* _Challenge_
Look for the line with "Output a JSON" in the entries below, then extract that line and all lines after it exactly, with pictures left out.

-- Listed records start --

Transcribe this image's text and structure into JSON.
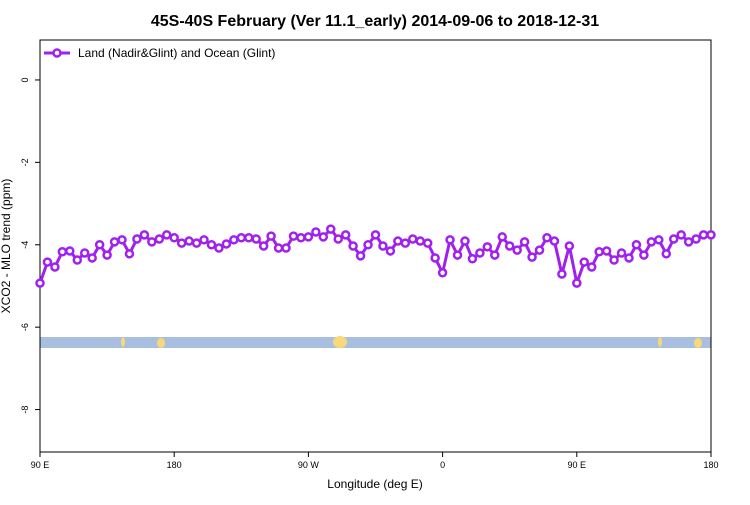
{
  "chart_data": {
    "type": "line",
    "title": "45S-40S February (Ver 11.1_early)   2014-09-06 to 2018-12-31",
    "x_label": "Longitude (deg E)",
    "y_label": "XCO2 - MLO trend (ppm)",
    "legend_position": "top-left",
    "xlim": [
      90,
      540
    ],
    "ylim": [
      -9.03,
      0.97
    ],
    "xticks": [
      {
        "value": 90,
        "label": "90 E"
      },
      {
        "value": 180,
        "label": "180"
      },
      {
        "value": 270,
        "label": "90 W"
      },
      {
        "value": 360,
        "label": "0"
      },
      {
        "value": 450,
        "label": "90 E"
      },
      {
        "value": 540,
        "label": "180"
      }
    ],
    "yticks": [
      -8,
      -6,
      -4,
      -2,
      0
    ],
    "x": [
      90,
      95,
      100,
      105,
      110,
      115,
      120,
      125,
      130,
      135,
      140,
      145,
      150,
      155,
      160,
      165,
      170,
      175,
      180,
      185,
      190,
      195,
      200,
      205,
      210,
      215,
      220,
      225,
      230,
      235,
      240,
      245,
      250,
      255,
      260,
      265,
      270,
      275,
      280,
      285,
      290,
      295,
      300,
      305,
      310,
      315,
      320,
      325,
      330,
      335,
      340,
      345,
      350,
      355,
      360,
      365,
      370,
      375,
      380,
      385,
      390,
      395,
      400,
      405,
      410,
      415,
      420,
      425,
      430,
      435,
      440,
      445,
      450,
      455,
      460,
      465,
      470,
      475,
      480,
      485,
      490,
      495,
      500,
      505,
      510,
      515,
      520,
      525,
      530,
      535,
      540
    ],
    "series": [
      {
        "name": "Land (Nadir&Glint) and Ocean (Glint)",
        "color": "#a020f0",
        "values": [
          -4.93,
          -4.42,
          -4.54,
          -4.17,
          -4.15,
          -4.37,
          -4.2,
          -4.32,
          -4.0,
          -4.25,
          -3.93,
          -3.88,
          -4.22,
          -3.86,
          -3.76,
          -3.93,
          -3.86,
          -3.76,
          -3.83,
          -3.96,
          -3.91,
          -3.96,
          -3.88,
          -4.0,
          -4.08,
          -3.98,
          -3.88,
          -3.83,
          -3.83,
          -3.86,
          -4.03,
          -3.79,
          -4.08,
          -4.08,
          -3.79,
          -3.83,
          -3.81,
          -3.69,
          -3.81,
          -3.62,
          -3.86,
          -3.76,
          -4.03,
          -4.27,
          -4.0,
          -3.76,
          -4.03,
          -4.15,
          -3.91,
          -3.96,
          -3.86,
          -3.91,
          -3.96,
          -4.32,
          -4.68,
          -3.88,
          -4.25,
          -3.91,
          -4.34,
          -4.2,
          -4.05,
          -4.25,
          -3.81,
          -4.03,
          -4.13,
          -3.93,
          -4.3,
          -4.13,
          -3.83,
          -3.91,
          -4.71,
          -4.03,
          -4.93,
          -4.42,
          -4.54,
          -4.17,
          -4.15,
          -4.37,
          -4.2,
          -4.32,
          -4.0,
          -4.25,
          -3.93,
          -3.88,
          -4.22,
          -3.86,
          -3.76,
          -3.93,
          -3.86,
          -3.76,
          -3.76
        ]
      }
    ]
  }
}
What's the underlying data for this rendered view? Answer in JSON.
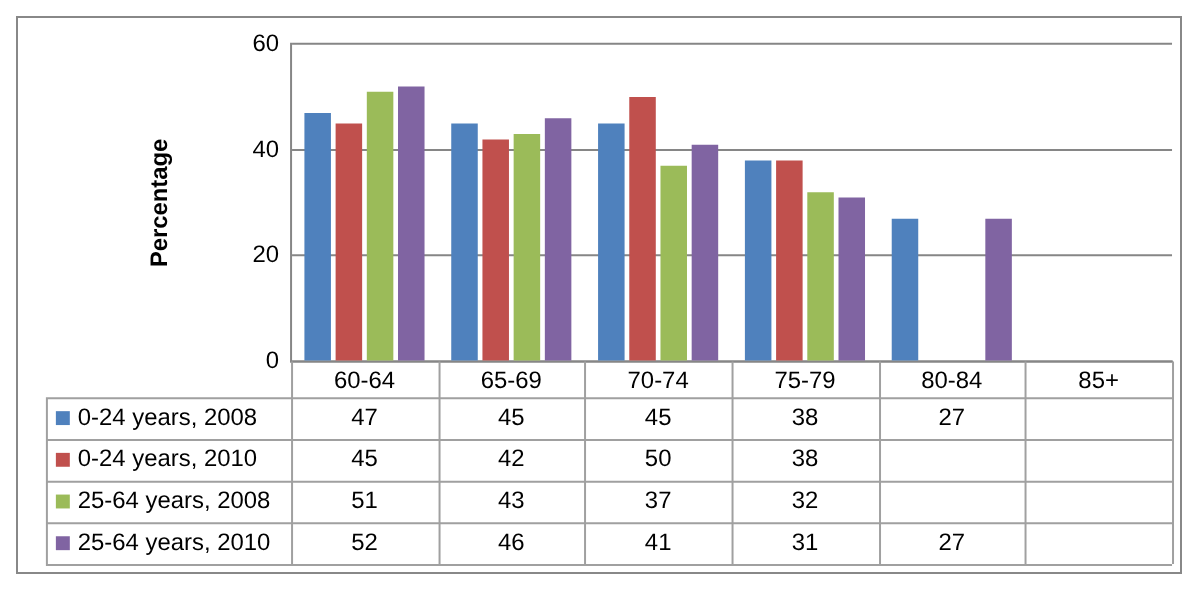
{
  "chart_data": {
    "type": "bar",
    "ylabel": "Percentage",
    "categories": [
      "60-64",
      "65-69",
      "70-74",
      "75-79",
      "80-84",
      "85+"
    ],
    "series": [
      {
        "name": "0-24 years, 2008",
        "color": "#4f81bd",
        "values": [
          47,
          45,
          45,
          38,
          27,
          null
        ]
      },
      {
        "name": "0-24 years, 2010",
        "color": "#c0504d",
        "values": [
          45,
          42,
          50,
          38,
          null,
          null
        ]
      },
      {
        "name": "25-64 years, 2008",
        "color": "#9bbb59",
        "values": [
          51,
          43,
          37,
          32,
          null,
          null
        ]
      },
      {
        "name": "25-64 years, 2010",
        "color": "#8064a2",
        "values": [
          52,
          46,
          41,
          31,
          27,
          null
        ]
      }
    ],
    "ylim": [
      0,
      60
    ],
    "yticks": [
      0,
      20,
      40,
      60
    ],
    "grid": "y",
    "legend": "bottom",
    "data_labels": true
  }
}
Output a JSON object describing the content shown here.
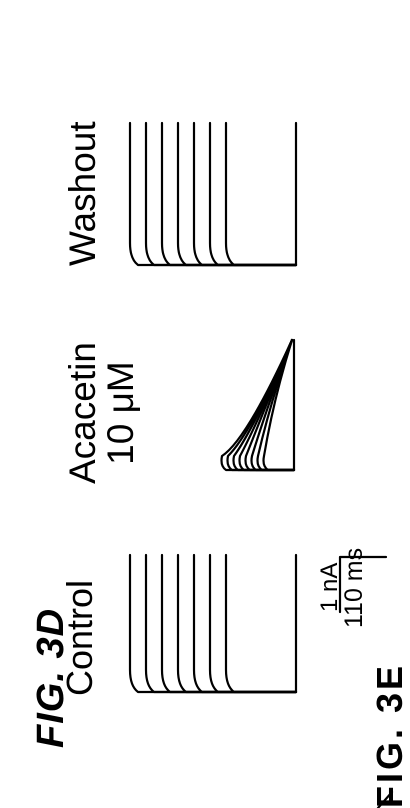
{
  "figure": {
    "label": "FIG. 3D",
    "bottom_label": "FIG. 3E",
    "panels": [
      {
        "condition": "Control"
      },
      {
        "condition": "Acacetin",
        "concentration": "10 μM"
      },
      {
        "condition": "Washout"
      }
    ],
    "scale_bar": {
      "current": "1 nA",
      "time": "110 ms"
    }
  }
}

-- Listed records end --

* _Exercise answer_
Output a JSON object describing the content shown here.
{
  "figure": {
    "label": "FIG. 3D",
    "bottom_label": "FIG. 3E",
    "panels": [
      {
        "condition": "Control"
      },
      {
        "condition": "Acacetin",
        "concentration": "10 μM"
      },
      {
        "condition": "Washout"
      }
    ],
    "scale_bar": {
      "current": "1 nA",
      "time": "110 ms"
    }
  }
}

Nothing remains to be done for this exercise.